> Directions for this task: All of the data should be repeated exactly; pictures are not part of the copy.

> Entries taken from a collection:
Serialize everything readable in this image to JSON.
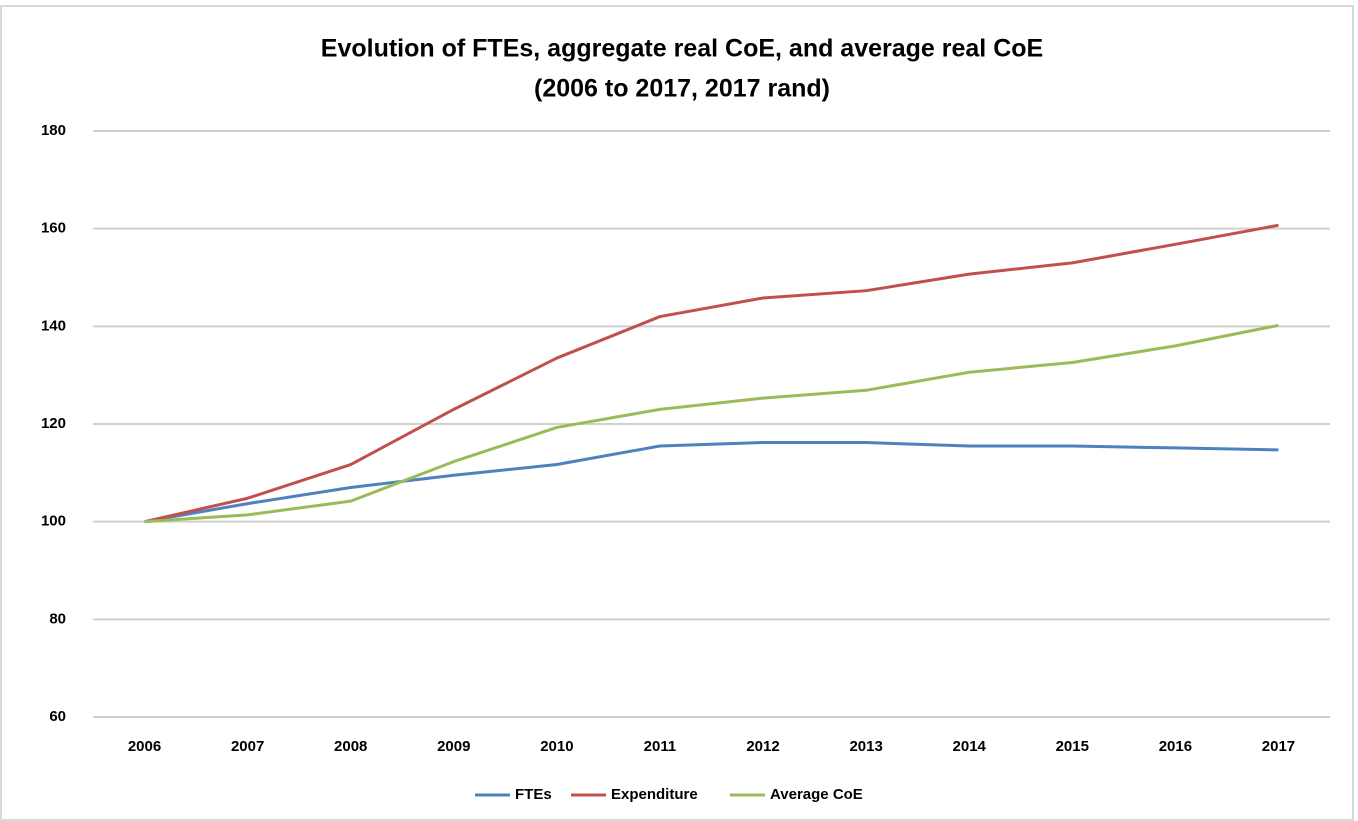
{
  "chart_data": {
    "type": "line",
    "title": "Evolution of FTEs, aggregate real CoE, and average real CoE",
    "subtitle": "(2006 to 2017, 2017 rand)",
    "categories": [
      "2006",
      "2007",
      "2008",
      "2009",
      "2010",
      "2011",
      "2012",
      "2013",
      "2014",
      "2015",
      "2016",
      "2017"
    ],
    "series": [
      {
        "name": "FTEs",
        "color": "#4f81bd",
        "values": [
          100,
          103.7,
          107,
          109.5,
          111.7,
          115.5,
          116.2,
          116.2,
          115.5,
          115.5,
          115.1,
          114.7
        ]
      },
      {
        "name": "Expenditure",
        "color": "#c0504d",
        "values": [
          100,
          104.8,
          111.7,
          123,
          133.5,
          142,
          145.8,
          147.3,
          150.7,
          153,
          156.8,
          160.7
        ]
      },
      {
        "name": "Average CoE",
        "color": "#9bbb59",
        "values": [
          100,
          101.4,
          104.2,
          112.3,
          119.3,
          123,
          125.3,
          126.9,
          130.6,
          132.6,
          136,
          140.2
        ]
      }
    ],
    "ylim": [
      60,
      180
    ],
    "yticks": [
      60,
      80,
      100,
      120,
      140,
      160,
      180
    ],
    "grid": true,
    "legend": "bottom"
  }
}
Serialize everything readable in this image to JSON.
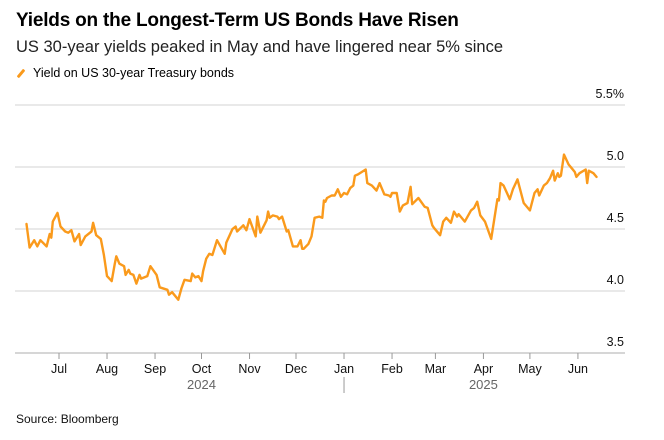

> Written answer:
Serialize everything readable in this image to JSON.
{
  "chart_data": {
    "type": "line",
    "title": "Evolution of FTEs, aggregate real CoE, and average real CoE",
    "subtitle": "(2006 to 2017, 2017 rand)",
    "categories": [
      "2006",
      "2007",
      "2008",
      "2009",
      "2010",
      "2011",
      "2012",
      "2013",
      "2014",
      "2015",
      "2016",
      "2017"
    ],
    "series": [
      {
        "name": "FTEs",
        "color": "#4f81bd",
        "values": [
          100,
          103.7,
          107,
          109.5,
          111.7,
          115.5,
          116.2,
          116.2,
          115.5,
          115.5,
          115.1,
          114.7
        ]
      },
      {
        "name": "Expenditure",
        "color": "#c0504d",
        "values": [
          100,
          104.8,
          111.7,
          123,
          133.5,
          142,
          145.8,
          147.3,
          150.7,
          153,
          156.8,
          160.7
        ]
      },
      {
        "name": "Average CoE",
        "color": "#9bbb59",
        "values": [
          100,
          101.4,
          104.2,
          112.3,
          119.3,
          123,
          125.3,
          126.9,
          130.6,
          132.6,
          136,
          140.2
        ]
      }
    ],
    "ylim": [
      60,
      180
    ],
    "yticks": [
      60,
      80,
      100,
      120,
      140,
      160,
      180
    ],
    "grid": true,
    "legend": "bottom"
  }
}
Serialize everything readable in this image to JSON.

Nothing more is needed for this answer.